The records below are made of lines; count those holding the word "value" and give the number only.

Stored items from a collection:
-- Begin --
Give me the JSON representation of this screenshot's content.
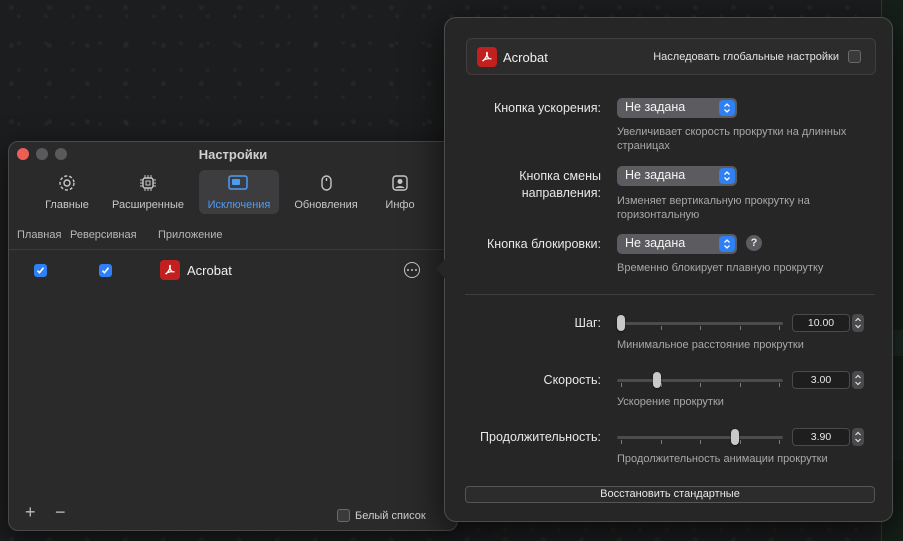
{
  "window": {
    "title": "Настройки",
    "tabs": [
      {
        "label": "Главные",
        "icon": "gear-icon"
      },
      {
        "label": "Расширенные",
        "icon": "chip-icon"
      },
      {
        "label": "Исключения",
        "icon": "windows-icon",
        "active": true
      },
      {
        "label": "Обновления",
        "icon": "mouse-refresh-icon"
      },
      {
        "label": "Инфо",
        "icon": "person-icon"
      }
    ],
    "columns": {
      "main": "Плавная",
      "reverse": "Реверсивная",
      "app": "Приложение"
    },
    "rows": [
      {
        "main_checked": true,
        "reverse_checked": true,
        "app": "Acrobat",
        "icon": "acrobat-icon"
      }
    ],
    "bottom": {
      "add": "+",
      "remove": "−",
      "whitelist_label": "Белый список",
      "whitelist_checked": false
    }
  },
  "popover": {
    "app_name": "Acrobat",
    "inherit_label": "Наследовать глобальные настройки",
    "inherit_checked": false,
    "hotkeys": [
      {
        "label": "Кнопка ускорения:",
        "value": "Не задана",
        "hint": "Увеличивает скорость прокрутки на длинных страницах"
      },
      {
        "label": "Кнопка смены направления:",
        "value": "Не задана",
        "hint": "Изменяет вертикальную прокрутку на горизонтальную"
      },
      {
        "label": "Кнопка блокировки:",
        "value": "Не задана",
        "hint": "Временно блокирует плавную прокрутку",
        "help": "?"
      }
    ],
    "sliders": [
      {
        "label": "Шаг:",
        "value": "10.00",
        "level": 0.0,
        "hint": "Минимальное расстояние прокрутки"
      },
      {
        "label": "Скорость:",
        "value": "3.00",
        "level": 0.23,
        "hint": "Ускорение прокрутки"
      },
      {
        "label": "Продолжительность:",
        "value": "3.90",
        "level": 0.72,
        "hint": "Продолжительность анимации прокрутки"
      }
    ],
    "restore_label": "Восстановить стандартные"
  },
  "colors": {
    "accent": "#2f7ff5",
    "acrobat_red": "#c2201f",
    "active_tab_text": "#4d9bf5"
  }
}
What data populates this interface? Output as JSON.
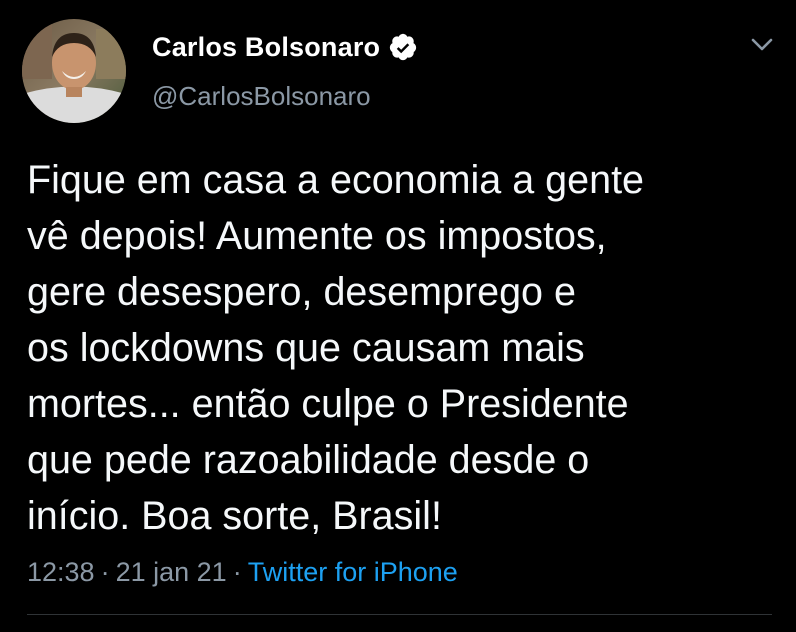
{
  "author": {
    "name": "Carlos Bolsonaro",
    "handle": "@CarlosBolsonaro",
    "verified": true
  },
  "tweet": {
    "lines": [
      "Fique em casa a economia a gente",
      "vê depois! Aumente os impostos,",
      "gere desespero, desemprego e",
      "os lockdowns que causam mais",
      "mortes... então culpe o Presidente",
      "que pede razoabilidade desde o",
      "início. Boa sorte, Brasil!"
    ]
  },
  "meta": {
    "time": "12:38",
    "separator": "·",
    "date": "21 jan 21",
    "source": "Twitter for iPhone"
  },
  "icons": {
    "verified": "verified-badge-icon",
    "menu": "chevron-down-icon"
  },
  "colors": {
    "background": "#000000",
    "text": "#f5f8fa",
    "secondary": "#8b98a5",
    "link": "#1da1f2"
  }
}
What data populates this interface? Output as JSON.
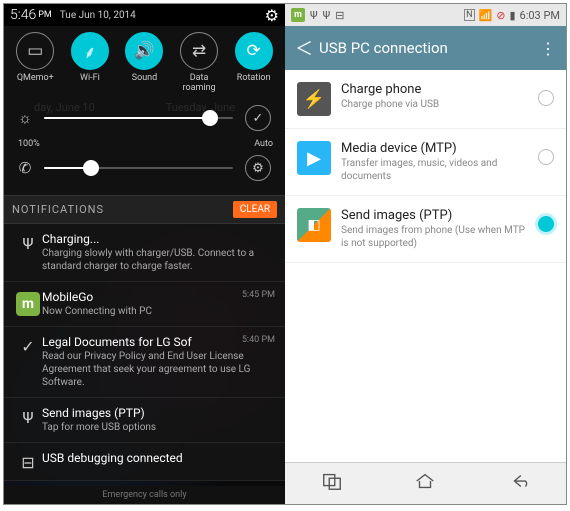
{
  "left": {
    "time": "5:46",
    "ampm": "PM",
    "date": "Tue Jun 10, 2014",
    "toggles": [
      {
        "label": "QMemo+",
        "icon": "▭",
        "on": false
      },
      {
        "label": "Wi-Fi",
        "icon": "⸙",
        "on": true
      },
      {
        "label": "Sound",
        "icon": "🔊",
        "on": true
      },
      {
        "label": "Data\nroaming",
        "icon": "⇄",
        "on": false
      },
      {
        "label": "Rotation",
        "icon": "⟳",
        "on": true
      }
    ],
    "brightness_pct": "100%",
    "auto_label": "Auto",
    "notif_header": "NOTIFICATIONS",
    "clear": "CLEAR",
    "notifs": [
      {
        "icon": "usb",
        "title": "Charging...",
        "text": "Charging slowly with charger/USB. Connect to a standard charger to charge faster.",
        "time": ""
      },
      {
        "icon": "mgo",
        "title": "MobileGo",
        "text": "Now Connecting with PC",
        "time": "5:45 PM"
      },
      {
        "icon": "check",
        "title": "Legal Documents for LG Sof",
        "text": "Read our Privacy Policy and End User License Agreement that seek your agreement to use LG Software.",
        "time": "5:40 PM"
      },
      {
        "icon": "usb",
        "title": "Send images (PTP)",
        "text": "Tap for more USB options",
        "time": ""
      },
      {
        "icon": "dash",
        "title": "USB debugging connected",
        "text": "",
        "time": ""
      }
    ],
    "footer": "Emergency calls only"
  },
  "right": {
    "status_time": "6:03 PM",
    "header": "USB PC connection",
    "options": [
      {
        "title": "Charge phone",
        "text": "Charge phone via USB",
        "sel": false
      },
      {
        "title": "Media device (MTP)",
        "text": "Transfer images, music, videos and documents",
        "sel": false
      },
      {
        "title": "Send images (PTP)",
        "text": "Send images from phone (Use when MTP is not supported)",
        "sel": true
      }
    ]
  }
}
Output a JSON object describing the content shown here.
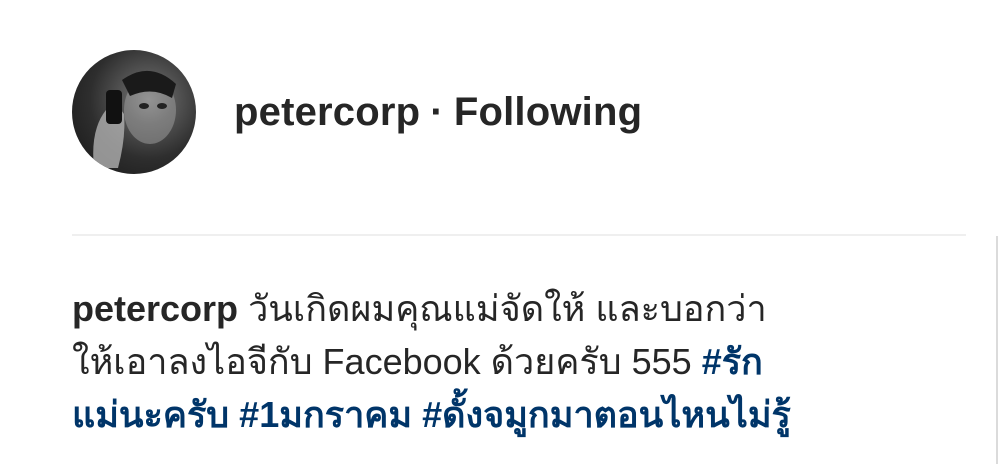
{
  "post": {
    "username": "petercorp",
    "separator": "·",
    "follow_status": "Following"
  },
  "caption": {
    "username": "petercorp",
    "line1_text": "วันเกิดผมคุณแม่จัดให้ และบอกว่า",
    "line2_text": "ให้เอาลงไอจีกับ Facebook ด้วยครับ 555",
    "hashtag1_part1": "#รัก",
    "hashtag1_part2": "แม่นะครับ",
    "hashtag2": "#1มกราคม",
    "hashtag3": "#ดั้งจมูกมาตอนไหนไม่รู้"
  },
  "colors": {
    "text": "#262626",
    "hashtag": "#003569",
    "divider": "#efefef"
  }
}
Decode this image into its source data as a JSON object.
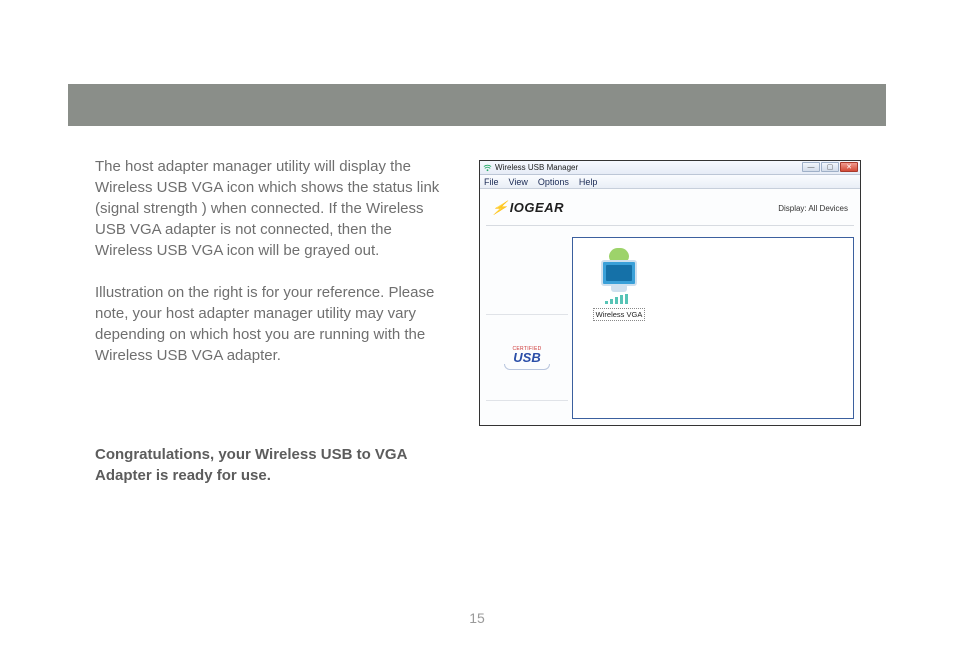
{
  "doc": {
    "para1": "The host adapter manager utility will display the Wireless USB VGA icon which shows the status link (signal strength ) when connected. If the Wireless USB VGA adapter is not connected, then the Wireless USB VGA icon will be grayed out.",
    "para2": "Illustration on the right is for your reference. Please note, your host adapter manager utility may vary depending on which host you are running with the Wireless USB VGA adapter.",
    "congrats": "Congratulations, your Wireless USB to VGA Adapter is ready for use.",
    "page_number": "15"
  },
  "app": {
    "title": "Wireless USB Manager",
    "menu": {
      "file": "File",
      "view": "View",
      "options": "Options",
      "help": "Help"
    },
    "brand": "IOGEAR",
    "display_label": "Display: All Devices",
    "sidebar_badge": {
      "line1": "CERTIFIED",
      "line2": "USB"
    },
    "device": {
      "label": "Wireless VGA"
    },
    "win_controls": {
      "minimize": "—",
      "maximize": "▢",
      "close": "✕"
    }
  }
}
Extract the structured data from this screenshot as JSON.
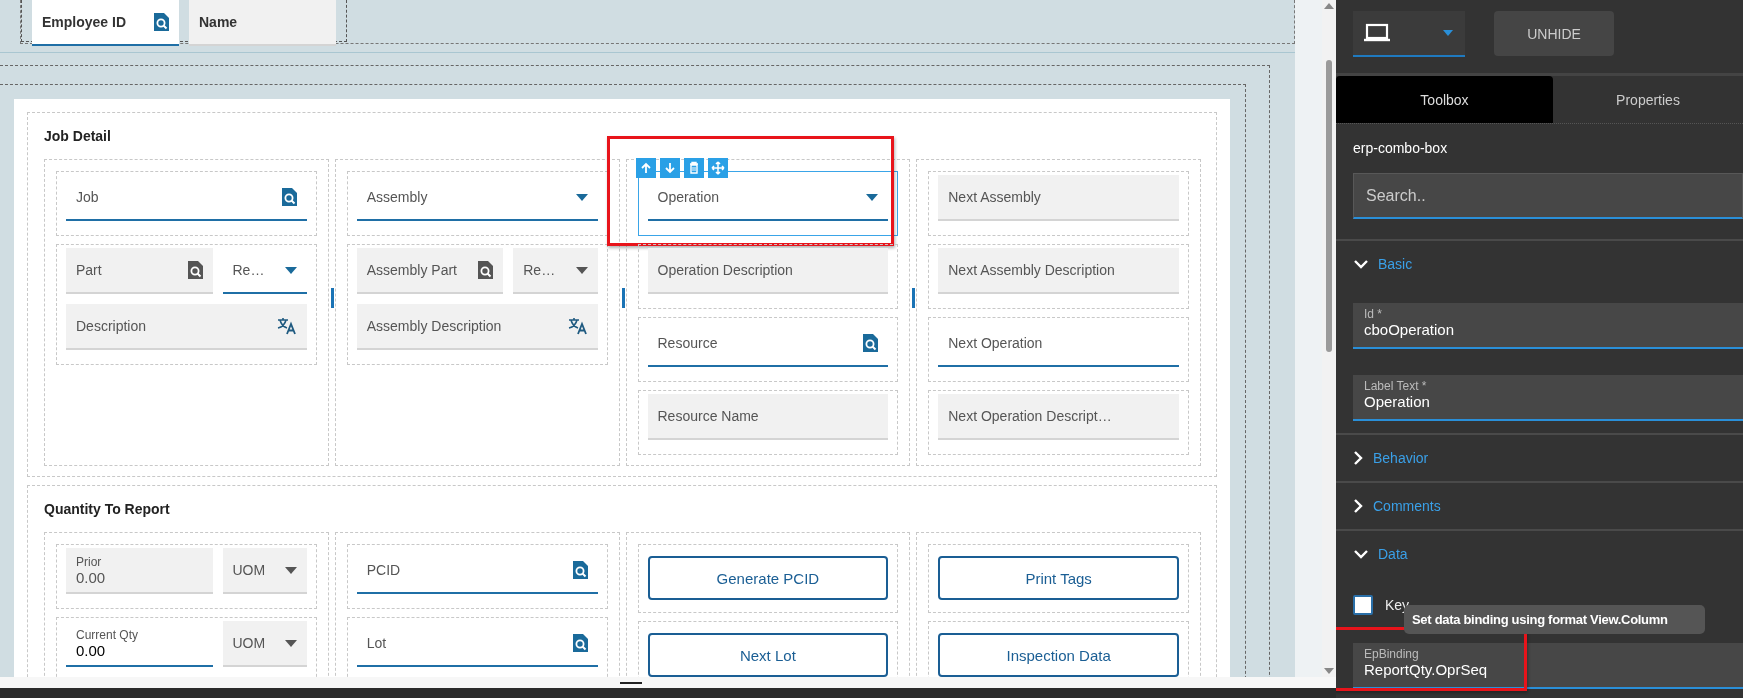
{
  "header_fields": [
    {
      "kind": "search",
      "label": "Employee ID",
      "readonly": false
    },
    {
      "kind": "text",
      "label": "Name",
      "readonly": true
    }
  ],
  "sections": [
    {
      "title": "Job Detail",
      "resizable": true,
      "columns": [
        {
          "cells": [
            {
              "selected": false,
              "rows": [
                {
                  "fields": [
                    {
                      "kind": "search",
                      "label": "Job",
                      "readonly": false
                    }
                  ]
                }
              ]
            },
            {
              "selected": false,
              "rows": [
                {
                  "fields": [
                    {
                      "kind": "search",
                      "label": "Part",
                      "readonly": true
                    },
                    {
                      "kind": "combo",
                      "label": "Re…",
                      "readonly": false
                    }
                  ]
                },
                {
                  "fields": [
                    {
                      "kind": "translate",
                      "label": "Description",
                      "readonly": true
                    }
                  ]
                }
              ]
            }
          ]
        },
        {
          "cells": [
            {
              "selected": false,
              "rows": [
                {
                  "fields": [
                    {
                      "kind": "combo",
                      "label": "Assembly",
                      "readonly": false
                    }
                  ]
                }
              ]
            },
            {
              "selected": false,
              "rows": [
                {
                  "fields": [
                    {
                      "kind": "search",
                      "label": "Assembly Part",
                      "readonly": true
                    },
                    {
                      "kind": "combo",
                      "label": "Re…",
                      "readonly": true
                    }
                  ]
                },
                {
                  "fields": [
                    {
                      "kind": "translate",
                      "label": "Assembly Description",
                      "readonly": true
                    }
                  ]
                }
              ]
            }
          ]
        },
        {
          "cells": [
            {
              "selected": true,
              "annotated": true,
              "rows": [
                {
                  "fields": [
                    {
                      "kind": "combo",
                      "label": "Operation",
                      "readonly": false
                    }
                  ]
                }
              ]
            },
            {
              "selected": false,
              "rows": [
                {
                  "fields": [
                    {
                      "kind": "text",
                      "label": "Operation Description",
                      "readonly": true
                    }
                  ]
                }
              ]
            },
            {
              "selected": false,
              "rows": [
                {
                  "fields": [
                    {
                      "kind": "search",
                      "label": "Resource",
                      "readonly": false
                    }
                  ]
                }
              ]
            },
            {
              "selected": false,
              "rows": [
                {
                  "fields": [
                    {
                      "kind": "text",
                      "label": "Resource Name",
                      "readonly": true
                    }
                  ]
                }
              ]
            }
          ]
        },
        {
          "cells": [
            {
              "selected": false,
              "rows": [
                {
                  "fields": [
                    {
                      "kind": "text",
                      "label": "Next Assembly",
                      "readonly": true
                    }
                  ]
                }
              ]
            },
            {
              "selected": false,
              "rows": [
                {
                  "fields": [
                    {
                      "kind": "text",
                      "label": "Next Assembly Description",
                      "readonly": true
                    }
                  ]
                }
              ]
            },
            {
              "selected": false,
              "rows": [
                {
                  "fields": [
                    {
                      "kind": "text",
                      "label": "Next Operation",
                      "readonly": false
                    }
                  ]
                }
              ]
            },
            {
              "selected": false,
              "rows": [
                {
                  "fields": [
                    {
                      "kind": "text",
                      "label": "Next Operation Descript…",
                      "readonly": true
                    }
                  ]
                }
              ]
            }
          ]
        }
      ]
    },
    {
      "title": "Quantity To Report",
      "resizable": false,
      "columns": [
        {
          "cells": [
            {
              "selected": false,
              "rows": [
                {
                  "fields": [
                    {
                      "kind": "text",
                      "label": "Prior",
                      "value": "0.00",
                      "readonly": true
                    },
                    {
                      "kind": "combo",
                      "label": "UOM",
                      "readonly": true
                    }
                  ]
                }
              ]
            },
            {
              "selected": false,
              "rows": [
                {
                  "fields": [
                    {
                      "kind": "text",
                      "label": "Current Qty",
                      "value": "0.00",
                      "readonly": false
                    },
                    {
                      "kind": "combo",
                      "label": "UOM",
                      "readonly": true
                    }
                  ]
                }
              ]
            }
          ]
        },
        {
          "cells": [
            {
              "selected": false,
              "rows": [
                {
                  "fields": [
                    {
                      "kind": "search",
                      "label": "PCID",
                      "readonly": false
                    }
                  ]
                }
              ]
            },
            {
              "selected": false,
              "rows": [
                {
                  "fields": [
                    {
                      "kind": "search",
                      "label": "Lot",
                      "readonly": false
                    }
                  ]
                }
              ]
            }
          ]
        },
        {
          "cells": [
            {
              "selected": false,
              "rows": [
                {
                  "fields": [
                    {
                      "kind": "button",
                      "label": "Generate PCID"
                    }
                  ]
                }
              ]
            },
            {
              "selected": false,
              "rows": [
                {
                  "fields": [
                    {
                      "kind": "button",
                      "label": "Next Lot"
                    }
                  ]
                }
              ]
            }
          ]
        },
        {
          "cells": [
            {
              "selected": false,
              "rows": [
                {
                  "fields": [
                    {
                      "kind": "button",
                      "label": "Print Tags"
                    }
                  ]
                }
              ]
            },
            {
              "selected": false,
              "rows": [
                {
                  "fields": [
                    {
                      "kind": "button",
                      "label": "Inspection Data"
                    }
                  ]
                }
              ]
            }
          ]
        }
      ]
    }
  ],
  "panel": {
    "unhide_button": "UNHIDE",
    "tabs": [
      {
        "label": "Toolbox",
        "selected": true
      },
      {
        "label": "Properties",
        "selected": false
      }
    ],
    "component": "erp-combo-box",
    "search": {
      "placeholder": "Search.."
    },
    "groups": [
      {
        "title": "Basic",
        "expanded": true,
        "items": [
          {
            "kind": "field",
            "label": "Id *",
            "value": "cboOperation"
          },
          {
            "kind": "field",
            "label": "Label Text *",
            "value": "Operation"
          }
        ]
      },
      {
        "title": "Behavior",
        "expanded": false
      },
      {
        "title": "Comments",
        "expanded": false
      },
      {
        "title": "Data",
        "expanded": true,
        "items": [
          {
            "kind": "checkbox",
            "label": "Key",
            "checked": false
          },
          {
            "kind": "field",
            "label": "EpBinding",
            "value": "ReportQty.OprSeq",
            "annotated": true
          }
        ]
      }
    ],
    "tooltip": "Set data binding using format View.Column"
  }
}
-- End --
- [Output of the exercise]:
11